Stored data
----

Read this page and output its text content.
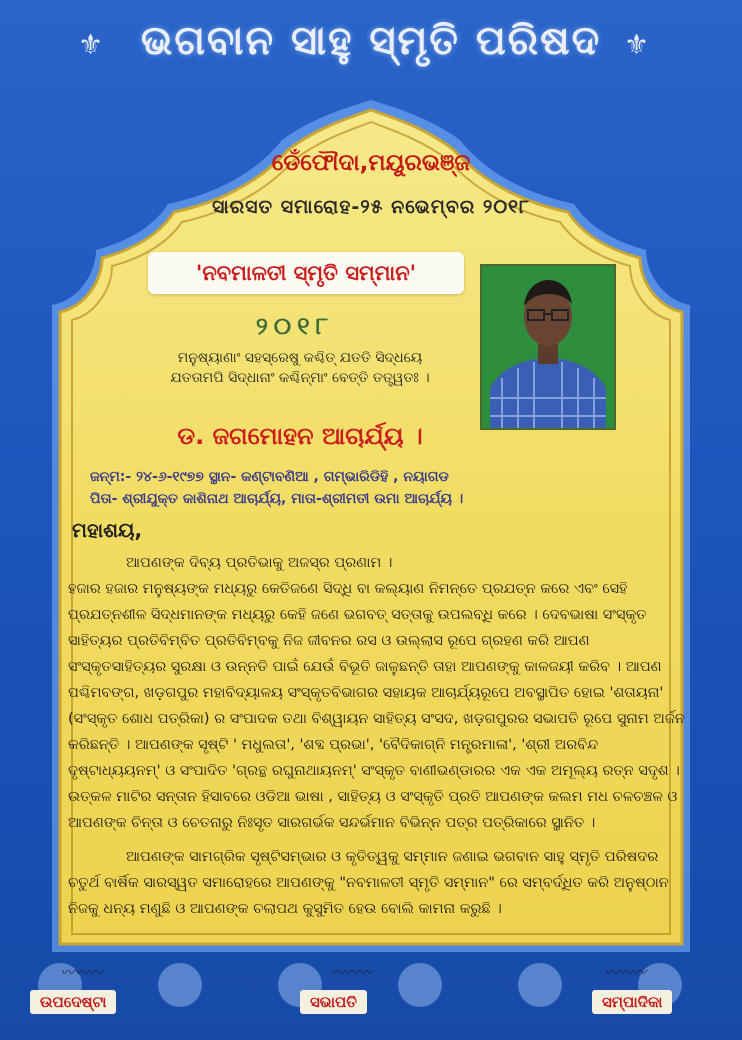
⚜	⚜
ଭଗବାନ ସାହୁ ସ୍ମୃତି ପରିଷଦ
ଡେଁଫୌଦା,ମୟୂରଭଞ୍ଜ
ସାରସତ ସମାରୋହ-୨୫ ନଭେମ୍ବର ୨୦୧୮
'ନବମାଳତୀ ସ୍ମୃତି ସମ୍ମାନ'
୨୦୧୮
ମନୁଷ୍ୟାଣାଂ ସହସ୍ରେଷୁ କଶ୍ଚିତ୍ ଯତତି ସିଦ୍ଧୟେ
ଯତତାମପି ସିଦ୍ଧାନାଂ କଶ୍ଚିନ୍ମାଂ ବେତ୍ତି ତତ୍ତ୍ୱତଃ ।
ଡ. ଜଗମୋହନ ଆଚାର୍ଯ୍ୟ ।
ଜନ୍ମ:- ୨୪-୬-୧୯୭୭ ସ୍ଥାନ- କଣ୍ଟାବଣିଆ , ଗମ୍ଭାରିଡିହି , ନୟାଗଡ
ପିତା- ଶ୍ରୀଯୁକ୍ତ କାଶିନାଥ ଆଚାର୍ଯ୍ୟ, ମାତା-ଶ୍ରୀମତୀ ଉମା ଆଚାର୍ଯ୍ୟ ।
ମହାଶୟ,

ଆପଣଙ୍କ ଦିବ୍ୟ ପ୍ରତିଭାକୁ ଅଜସ୍ର ପ୍ରଣାମ ।

ହଜାର ହଜାର ମନୁଷ୍ୟଙ୍କ ମଧ୍ୟରୁ କେତିଜଣେ ସିଦ୍ଧି ବା କଲ୍ୟାଣ ନିମନ୍ତେ ପ୍ରଯତ୍ନ କରେ ଏବଂ ସେହି ପ୍ରଯତ୍ନଶୀଳ ସିଦ୍ଧମାନଙ୍କ ମଧ୍ୟରୁ କେହି ଜଣେ ଭଗବତ୍ ସତ୍ତାକୁ ଉପଲବ୍ଧି କରେ । ଦେବଭାଷା ସଂସ୍କୃତ ସାହିତ୍ୟର ପ୍ରତିବିମ୍ବିତ ପ୍ରତିବିମ୍ବକୁ ନିଜ ଜୀବନର ରସ ଓ ଉଲ୍ଲାସ ରୂପେ ଗ୍ରହଣ କରି ଆପଣ ସଂସ୍କୃତସାହିତ୍ୟର ସୁରକ୍ଷା ଓ ଉନ୍ନତି ପାଇଁ ଯେଉଁ ବିଭୂତି ଜାଳୁଛନ୍ତି ତାହା ଆପଣଙ୍କୁ କାଳଜୟୀ କରିବ । ଆପଣ ପଶ୍ଚିମବଙ୍ଗ, ଖଡ଼ଗପୁର ମହାବିଦ୍ୟାଳୟ ସଂସ୍କୃତବିଭାଗର ସହାୟକ ଆଚାର୍ଯ୍ୟରୂପେ ଅବସ୍ଥାପିତ ହୋଇ 'ଶତାୟନା' (ସଂସ୍କୃତ ଶୋଧ ପତ୍ରିକା) ର ସଂପାଦକ ତଥା ବିଶ୍ୱାୟନ ସାହିତ୍ୟ ସଂସଦ, ଖଡ଼ଗପୁରର ସଭାପତି ରୂପେ ସୁନାମ ଅର୍ଜନ କରିଛନ୍ତି । ଆପଣଙ୍କ ସୃଷ୍ଟି ' ମଧୁଲତା', 'ଶବ୍ଦ ପ୍ରଭା', 'ବୈଦିକାଗ୍ନି ମନ୍ତ୍ରମାଳା', 'ଶ୍ରୀ ଅରବିନ୍ଦ ଦୃଷ୍ଟାଧ୍ୟୟନମ୍' ଓ ସଂପାଦିତ 'ଗ୍ରନ୍ଥ ରଘୁନାଥାୟନମ୍' ସଂସ୍କୃତ ବାଣୀଭଣ୍ଡାରର ଏକ ଏକ ଅମୂଲ୍ୟ ରତ୍ନ ସଦୃଶ । ଉତ୍କଳ ମାଟିର ସନ୍ତାନ ହିସାବରେ ଓଡିଆ ଭାଷା , ସାହିତ୍ୟ ଓ ସଂସ୍କୃତି ପ୍ରତି ଆପଣଙ୍କ କଲମ ମଧ ଚଳଚଞ୍ଚଳ ଓ ଆପଣଙ୍କ ଚିନ୍ତା ଓ ଚେତନାରୁ ନିଃସୃତ ସାରଗର୍ଭକ ସନ୍ଦର୍ଭମାନ ବିଭିନ୍ନ ପତ୍ର ପତ୍ରିକାରେ ସ୍ଥାନିତ ।

ଆପଣଙ୍କ ସାମଗ୍ରିକ ସୃଷ୍ଟିସମ୍ଭାର ଓ କୃତିତ୍ୱକୁ ସମ୍ମାନ ଜଣାଇ ଭଗବାନ ସାହୁ ସ୍ମୃତି ପରିଷଦର ଚତୁର୍ଥ ବାର୍ଷିକ ସାରସ୍ୱତ ସମାରୋହରେ ଆପଣଙ୍କୁ "ନବମାଳତୀ ସ୍ମୃତି ସମ୍ମାନ" ରେ ସମ୍ବର୍ଦ୍ଧିତ କରି ଅନୁଷ୍ଠାନ ନିଜକୁ ଧନ୍ୟ ମଣୁଛି ଓ ଆପଣଙ୍କ ଚଲାପଥ କୁସୁମିତ ହେଉ ବୋଲି କାମନା କରୁଛି ।

〰〰〰	〰〰〰	〰〰〰
ଉପଦେଷ୍ଟା	ସଭାପତି	ସମ୍ପାଦିକା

----

* WHAT IS ASKED:
Where does the word "ଆପଣଙ" appear? Return each line that holds it.

* SOLUTION TO THE EXERCISE:
ଆପଣଙ୍କ ଦିବ୍ୟ ପ୍ରତିଭାକୁ ଅଜସ୍ର ପ୍ରଣାମ ।
ହଜାର ହଜାର ମନୁଷ୍ୟଙ୍କ ମଧ୍ୟରୁ କେତିଜଣେ ସିଦ୍ଧି ବା କଲ୍ୟାଣ ନିମନ୍ତେ ପ୍ରଯତ୍ନ କରେ ଏବଂ ସେହି ପ୍ରଯତ୍ନଶୀଳ ସିଦ୍ଧମାନଙ୍କ ମଧ୍ୟରୁ କେହି ଜଣେ ଭଗବତ୍ ସତ୍ତାକୁ ଉପଲବ୍ଧି କରେ । ଦେବଭାଷା ସଂସ୍କୃତ ସାହିତ୍ୟର ପ୍ରତିବିମ୍ବିତ ପ୍ରତିବିମ୍ବକୁ ନିଜ ଜୀବନର ରସ ଓ ଉଲ୍ଲାସ ରୂପେ ଗ୍ରହଣ କରି ଆପଣ ସଂସ୍କୃତସାହିତ୍ୟର ସୁରକ୍ଷା ଓ ଉନ୍ନତି ପାଇଁ ଯେଉଁ ବିଭୂତି ଜାଳୁଛନ୍ତି ତାହା ଆପଣଙ୍କୁ କାଳଜୟୀ କରିବ । ଆପଣ ପଶ୍ଚିମବଙ୍ଗ, ଖଡ଼ଗପୁର ମହାବିଦ୍ୟାଳୟ ସଂସ୍କୃତବିଭାଗର ସହାୟକ ଆଚାର୍ଯ୍ୟରୂପେ ଅବସ୍ଥାପିତ ହୋଇ 'ଶତାୟନା' (ସଂସ୍କୃତ ଶୋଧ ପତ୍ରିକା) ର ସଂପାଦକ ତଥା ବିଶ୍ୱାୟନ ସାହିତ୍ୟ ସଂସଦ, ଖଡ଼ଗପୁରର ସଭାପତି ରୂପେ ସୁନାମ ଅର୍ଜନ କରିଛନ୍ତି । ଆପଣଙ୍କ ସୃଷ୍ଟି ' ମଧୁଲତା', 'ଶବ୍ଦ ପ୍ରଭା', 'ବୈଦିକାଗ୍ନି ମନ୍ତ୍ରମାଳା', 'ଶ୍ରୀ ଅରବିନ୍ଦ ଦୃଷ୍ଟାଧ୍ୟୟନମ୍' ଓ ସଂପାଦିତ 'ଗ୍ରନ୍ଥ ରଘୁନାଥାୟନମ୍' ସଂସ୍କୃତ ବାଣୀଭଣ୍ଡାରର ଏକ ଏକ ଅମୂଲ୍ୟ ରତ୍ନ ସଦୃଶ । ଉତ୍କଳ ମାଟିର ସନ୍ତାନ ହିସାବରେ ଓଡିଆ ଭାଷା , ସାହିତ୍ୟ ଓ ସଂସ୍କୃତି ପ୍ରତି ଆପଣଙ୍କ କଲମ ମଧ ଚଳଚଞ୍ଚଳ ଓ ଆପଣଙ୍କ ଚିନ୍ତା ଓ ଚେତନାରୁ ନିଃସୃତ ସାରଗର୍ଭକ ସନ୍ଦର୍ଭମାନ ବିଭିନ୍ନ ପତ୍ର ପତ୍ରିକାରେ ସ୍ଥାନିତ ।
ଆପଣଙ୍କ ସାମଗ୍ରିକ ସୃଷ୍ଟିସମ୍ଭାର ଓ କୃତିତ୍ୱକୁ ସମ୍ମାନ ଜଣାଇ ଭଗବାନ ସାହୁ ସ୍ମୃତି ପରିଷଦର ଚତୁର୍ଥ ବାର୍ଷିକ ସାରସ୍ୱତ ସମାରୋହରେ ଆପଣଙ୍କୁ "ନବମାଳତୀ ସ୍ମୃତି ସମ୍ମାନ" ରେ ସମ୍ବର୍ଦ୍ଧିତ କରି ଅନୁଷ୍ଠାନ ନିଜକୁ ଧନ୍ୟ ମଣୁଛି ଓ ଆପଣଙ୍କ ଚଲାପଥ କୁସୁମିତ ହେଉ ବୋଲି କାମନା କରୁଛି ।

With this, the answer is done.